Sound
Birds–of–paradise may be known for their variety of appearance, but they are equally impressive for the diversity of their sounds. Males use their voices to broadcast their location and entice distant females to come and look. When females approach, males turn on the visuals, which often come with their own more intimate sounds.
Sound: and the Birds-of-Paradise
We think of Birds-of-Paradise as these visual, visually amazing creatures, but they use sounds.
It’s a jungle out there. When most people think of Birds-of-Paradise or look at pictures of them or video, they’re not thinking about them as being interesting acoustically.
But yet, when you step back and you bother to pay attention to sounds of Birds-of-Paradise, you realize that the kinds of sounds that the males make in courtship, or prior to courtship, are nearly as phenomenal as the way that they look and behave.
This usually is something that begins as a long-distance way of attracting females to the display site, so males have a vocalization – I always think of it as their primary vocalization or their main territorial vocalization or their main advertisement vocalization.
And that’s the one that we use even as researchers or scientists or birders to locate them.
It’s the most conspicuous thing that they do, and that’s by design.
That’s how the females find them as well.
Then in the process of courtship display, there’s a whole range of other sounds that are also given but they’re much less conspicuous, much less commonly heard by us.
Sometimes these are the same sounds but much more commonly they’re not, they’re a totally different set.
Just like all thirty-nine species look distinct, they do all sound distinct.

### [Input rows]
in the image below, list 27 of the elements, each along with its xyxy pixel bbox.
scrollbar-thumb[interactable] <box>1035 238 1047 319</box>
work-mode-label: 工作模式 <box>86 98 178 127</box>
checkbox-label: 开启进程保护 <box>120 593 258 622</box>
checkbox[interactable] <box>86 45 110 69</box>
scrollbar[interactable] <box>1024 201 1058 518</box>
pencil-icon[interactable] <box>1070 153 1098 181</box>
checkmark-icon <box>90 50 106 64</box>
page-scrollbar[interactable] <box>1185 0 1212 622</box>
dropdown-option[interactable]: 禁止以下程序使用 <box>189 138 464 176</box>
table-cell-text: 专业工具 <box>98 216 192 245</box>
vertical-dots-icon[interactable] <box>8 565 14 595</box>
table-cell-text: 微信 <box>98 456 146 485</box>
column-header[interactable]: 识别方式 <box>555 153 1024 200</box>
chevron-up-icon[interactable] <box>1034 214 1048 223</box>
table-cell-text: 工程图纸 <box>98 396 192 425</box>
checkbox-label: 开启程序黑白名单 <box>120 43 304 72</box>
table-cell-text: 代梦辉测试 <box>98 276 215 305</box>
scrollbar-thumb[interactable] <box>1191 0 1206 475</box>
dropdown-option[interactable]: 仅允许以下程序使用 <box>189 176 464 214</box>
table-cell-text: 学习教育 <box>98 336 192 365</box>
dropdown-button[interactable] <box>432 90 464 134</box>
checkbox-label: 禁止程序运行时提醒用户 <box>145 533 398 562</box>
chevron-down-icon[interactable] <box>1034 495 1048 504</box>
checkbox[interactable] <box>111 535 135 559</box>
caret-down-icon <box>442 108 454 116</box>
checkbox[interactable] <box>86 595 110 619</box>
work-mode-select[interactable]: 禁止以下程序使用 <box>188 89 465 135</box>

==

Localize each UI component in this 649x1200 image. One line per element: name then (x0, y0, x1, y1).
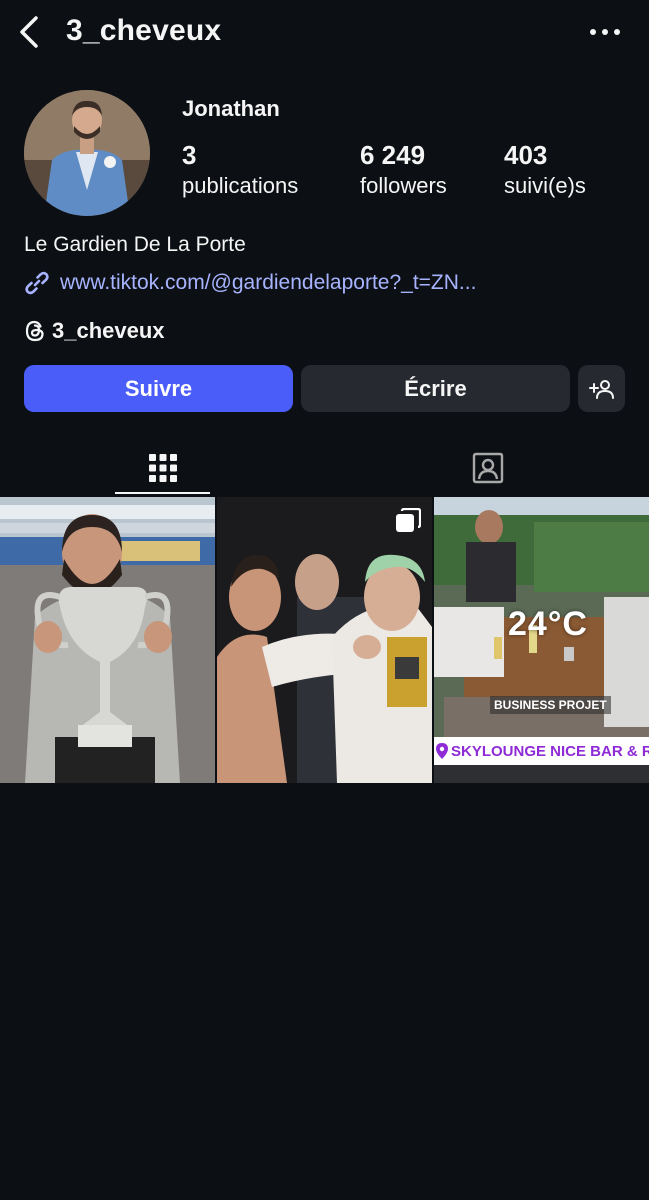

### [Work instructions]
A - List the names the speaker in the Birds-of-Paradise text gives to the males' main call.
B - In the records, change "pencil-icon" to "edit-icon" in everything from the line containing "in the image" down to the line containing "page-scrollbar[interactable] <box>1185 0", and output only those lines.
The records have no connection to the text about Birds-of-Paradise.

### [Responses in order]
A -
primary vocalization
main territorial vocalization
main advertisement vocalization

B -
in the image below, list 27 of the elements, each along with its xyxy pixel bbox.
scrollbar-thumb[interactable] <box>1035 238 1047 319</box>
work-mode-label: 工作模式 <box>86 98 178 127</box>
checkbox-label: 开启进程保护 <box>120 593 258 622</box>
checkbox[interactable] <box>86 45 110 69</box>
scrollbar[interactable] <box>1024 201 1058 518</box>
edit-icon[interactable] <box>1070 153 1098 181</box>
checkmark-icon <box>90 50 106 64</box>
page-scrollbar[interactable] <box>1185 0 1212 622</box>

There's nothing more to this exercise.